(Entries from a dataset)
──────────

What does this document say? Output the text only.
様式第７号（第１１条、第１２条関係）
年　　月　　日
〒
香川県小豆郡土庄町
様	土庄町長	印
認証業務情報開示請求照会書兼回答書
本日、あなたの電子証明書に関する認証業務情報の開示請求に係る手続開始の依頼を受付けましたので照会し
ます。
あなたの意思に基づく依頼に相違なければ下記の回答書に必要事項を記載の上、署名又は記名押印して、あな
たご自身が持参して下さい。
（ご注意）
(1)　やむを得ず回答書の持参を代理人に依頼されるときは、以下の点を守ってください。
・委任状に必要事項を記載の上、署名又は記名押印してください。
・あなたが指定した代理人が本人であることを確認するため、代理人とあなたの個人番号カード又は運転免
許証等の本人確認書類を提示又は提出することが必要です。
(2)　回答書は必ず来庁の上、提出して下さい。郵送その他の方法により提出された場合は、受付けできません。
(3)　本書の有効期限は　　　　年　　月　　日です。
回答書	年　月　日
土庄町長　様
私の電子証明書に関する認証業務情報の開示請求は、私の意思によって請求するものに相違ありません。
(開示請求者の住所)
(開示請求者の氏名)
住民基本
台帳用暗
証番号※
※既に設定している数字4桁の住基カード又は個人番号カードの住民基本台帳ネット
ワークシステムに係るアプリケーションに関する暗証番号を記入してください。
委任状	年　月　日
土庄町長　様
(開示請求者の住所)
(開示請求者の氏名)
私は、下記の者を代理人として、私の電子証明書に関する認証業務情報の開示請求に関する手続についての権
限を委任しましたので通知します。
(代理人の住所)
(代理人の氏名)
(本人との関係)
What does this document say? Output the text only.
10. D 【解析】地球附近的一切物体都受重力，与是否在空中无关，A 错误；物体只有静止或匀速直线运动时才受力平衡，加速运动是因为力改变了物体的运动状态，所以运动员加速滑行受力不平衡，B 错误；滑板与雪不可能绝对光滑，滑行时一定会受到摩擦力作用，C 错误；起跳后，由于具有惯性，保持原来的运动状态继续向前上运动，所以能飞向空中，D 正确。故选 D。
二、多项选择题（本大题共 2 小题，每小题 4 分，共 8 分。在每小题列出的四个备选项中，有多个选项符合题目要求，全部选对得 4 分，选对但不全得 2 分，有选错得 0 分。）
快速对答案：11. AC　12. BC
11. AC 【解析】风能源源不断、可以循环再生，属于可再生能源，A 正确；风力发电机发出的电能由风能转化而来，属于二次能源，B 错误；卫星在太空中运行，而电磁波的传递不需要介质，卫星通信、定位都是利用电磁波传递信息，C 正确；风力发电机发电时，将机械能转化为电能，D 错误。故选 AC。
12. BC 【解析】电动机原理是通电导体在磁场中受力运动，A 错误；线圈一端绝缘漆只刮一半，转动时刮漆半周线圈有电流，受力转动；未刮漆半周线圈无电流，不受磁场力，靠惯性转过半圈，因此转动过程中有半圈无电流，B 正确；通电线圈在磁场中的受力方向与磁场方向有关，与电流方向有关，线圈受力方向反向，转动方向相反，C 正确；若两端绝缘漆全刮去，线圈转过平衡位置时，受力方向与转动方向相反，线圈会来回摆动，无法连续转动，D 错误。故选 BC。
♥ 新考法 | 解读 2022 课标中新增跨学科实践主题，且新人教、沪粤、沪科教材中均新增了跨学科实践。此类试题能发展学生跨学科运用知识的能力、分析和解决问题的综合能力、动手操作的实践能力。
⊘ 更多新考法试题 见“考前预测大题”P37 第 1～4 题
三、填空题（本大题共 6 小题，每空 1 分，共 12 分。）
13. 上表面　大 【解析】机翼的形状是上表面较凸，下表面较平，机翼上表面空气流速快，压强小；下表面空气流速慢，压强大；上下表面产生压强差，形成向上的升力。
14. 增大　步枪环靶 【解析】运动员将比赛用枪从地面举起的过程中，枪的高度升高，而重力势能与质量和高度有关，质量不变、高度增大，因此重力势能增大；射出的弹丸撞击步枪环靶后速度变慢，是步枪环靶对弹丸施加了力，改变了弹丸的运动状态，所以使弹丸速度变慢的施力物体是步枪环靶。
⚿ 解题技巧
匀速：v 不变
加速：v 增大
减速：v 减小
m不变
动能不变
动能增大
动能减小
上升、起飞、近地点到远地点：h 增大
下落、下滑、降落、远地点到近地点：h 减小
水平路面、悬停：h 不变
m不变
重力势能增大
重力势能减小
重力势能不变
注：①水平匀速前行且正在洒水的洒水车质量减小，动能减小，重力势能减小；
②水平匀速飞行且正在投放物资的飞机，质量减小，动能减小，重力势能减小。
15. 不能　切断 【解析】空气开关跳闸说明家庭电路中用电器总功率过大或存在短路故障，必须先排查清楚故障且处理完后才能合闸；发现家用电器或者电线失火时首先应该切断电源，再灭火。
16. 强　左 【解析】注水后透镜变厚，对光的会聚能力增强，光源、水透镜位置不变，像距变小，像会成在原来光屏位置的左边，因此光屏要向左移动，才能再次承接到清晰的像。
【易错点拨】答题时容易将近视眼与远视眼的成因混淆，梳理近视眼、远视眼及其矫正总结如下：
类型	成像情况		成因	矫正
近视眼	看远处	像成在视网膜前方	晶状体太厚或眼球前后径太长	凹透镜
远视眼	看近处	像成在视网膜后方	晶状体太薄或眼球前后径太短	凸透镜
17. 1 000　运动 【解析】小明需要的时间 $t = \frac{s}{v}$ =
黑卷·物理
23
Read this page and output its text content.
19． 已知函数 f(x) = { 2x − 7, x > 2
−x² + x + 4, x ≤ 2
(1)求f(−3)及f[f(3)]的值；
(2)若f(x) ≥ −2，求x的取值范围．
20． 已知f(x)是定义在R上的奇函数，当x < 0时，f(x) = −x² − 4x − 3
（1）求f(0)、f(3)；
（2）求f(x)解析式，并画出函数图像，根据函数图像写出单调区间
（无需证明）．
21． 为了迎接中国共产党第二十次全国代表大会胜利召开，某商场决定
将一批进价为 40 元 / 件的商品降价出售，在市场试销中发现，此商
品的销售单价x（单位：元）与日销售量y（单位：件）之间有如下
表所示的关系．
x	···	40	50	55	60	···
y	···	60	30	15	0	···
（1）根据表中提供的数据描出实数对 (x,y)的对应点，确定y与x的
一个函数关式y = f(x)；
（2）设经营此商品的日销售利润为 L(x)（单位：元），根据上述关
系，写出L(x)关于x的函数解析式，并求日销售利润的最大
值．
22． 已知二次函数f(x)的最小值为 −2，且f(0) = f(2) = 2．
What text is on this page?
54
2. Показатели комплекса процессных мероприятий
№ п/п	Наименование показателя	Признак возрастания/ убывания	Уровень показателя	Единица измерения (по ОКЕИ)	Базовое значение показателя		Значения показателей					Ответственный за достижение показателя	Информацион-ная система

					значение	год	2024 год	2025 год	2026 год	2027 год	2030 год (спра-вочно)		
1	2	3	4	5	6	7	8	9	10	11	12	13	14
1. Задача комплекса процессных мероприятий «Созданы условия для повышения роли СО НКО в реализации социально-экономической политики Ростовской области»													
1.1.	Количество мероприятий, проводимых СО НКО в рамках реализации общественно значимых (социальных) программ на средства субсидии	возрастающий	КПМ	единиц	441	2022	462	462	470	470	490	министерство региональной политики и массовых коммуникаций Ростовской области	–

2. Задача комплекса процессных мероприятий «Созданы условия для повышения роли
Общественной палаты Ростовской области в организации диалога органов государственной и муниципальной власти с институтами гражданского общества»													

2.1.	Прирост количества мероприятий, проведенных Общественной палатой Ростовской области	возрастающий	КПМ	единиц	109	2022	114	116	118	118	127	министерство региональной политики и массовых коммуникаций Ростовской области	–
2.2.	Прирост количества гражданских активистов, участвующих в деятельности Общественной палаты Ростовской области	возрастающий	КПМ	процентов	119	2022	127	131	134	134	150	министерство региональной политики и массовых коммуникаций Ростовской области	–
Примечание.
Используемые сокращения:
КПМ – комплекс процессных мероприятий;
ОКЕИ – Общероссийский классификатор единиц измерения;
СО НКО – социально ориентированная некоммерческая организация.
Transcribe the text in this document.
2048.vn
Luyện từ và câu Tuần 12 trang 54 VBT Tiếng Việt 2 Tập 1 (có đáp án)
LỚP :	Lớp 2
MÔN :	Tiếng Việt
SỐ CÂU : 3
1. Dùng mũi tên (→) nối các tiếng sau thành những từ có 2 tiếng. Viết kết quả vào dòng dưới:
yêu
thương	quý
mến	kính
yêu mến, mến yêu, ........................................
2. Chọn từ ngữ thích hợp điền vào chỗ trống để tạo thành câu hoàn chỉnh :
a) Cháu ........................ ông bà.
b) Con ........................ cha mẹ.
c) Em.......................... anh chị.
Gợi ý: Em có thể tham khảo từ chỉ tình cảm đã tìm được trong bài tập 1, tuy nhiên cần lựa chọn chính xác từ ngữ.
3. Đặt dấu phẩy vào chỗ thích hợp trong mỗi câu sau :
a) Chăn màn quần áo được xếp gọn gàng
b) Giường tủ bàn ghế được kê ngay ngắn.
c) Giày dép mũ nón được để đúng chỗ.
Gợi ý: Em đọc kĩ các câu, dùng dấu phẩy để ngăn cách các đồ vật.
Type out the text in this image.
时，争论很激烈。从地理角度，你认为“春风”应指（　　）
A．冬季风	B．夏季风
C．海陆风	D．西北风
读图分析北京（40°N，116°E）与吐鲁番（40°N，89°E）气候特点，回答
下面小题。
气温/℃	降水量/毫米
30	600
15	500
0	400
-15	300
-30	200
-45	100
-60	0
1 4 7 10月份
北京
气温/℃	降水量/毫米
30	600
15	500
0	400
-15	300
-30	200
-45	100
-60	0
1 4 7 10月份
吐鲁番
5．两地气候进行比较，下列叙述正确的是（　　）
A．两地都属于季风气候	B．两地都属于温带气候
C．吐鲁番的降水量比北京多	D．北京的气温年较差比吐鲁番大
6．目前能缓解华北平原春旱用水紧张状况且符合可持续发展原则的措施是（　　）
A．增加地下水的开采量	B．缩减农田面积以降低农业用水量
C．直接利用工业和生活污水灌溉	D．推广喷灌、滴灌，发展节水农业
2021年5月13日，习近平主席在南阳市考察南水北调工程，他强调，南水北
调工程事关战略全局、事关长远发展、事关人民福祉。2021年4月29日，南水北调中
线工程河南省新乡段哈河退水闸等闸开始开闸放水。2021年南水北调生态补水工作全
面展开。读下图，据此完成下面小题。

──────────

Look above for every line with the word "роли" and copy it.

> _Problem solution_
1. Задача комплекса процессных мероприятий «Созданы условия для повышения роли СО НКО в реализации социально-экономической политики Ростовской области»													
2. Задача комплекса процессных мероприятий «Созданы условия для повышения роли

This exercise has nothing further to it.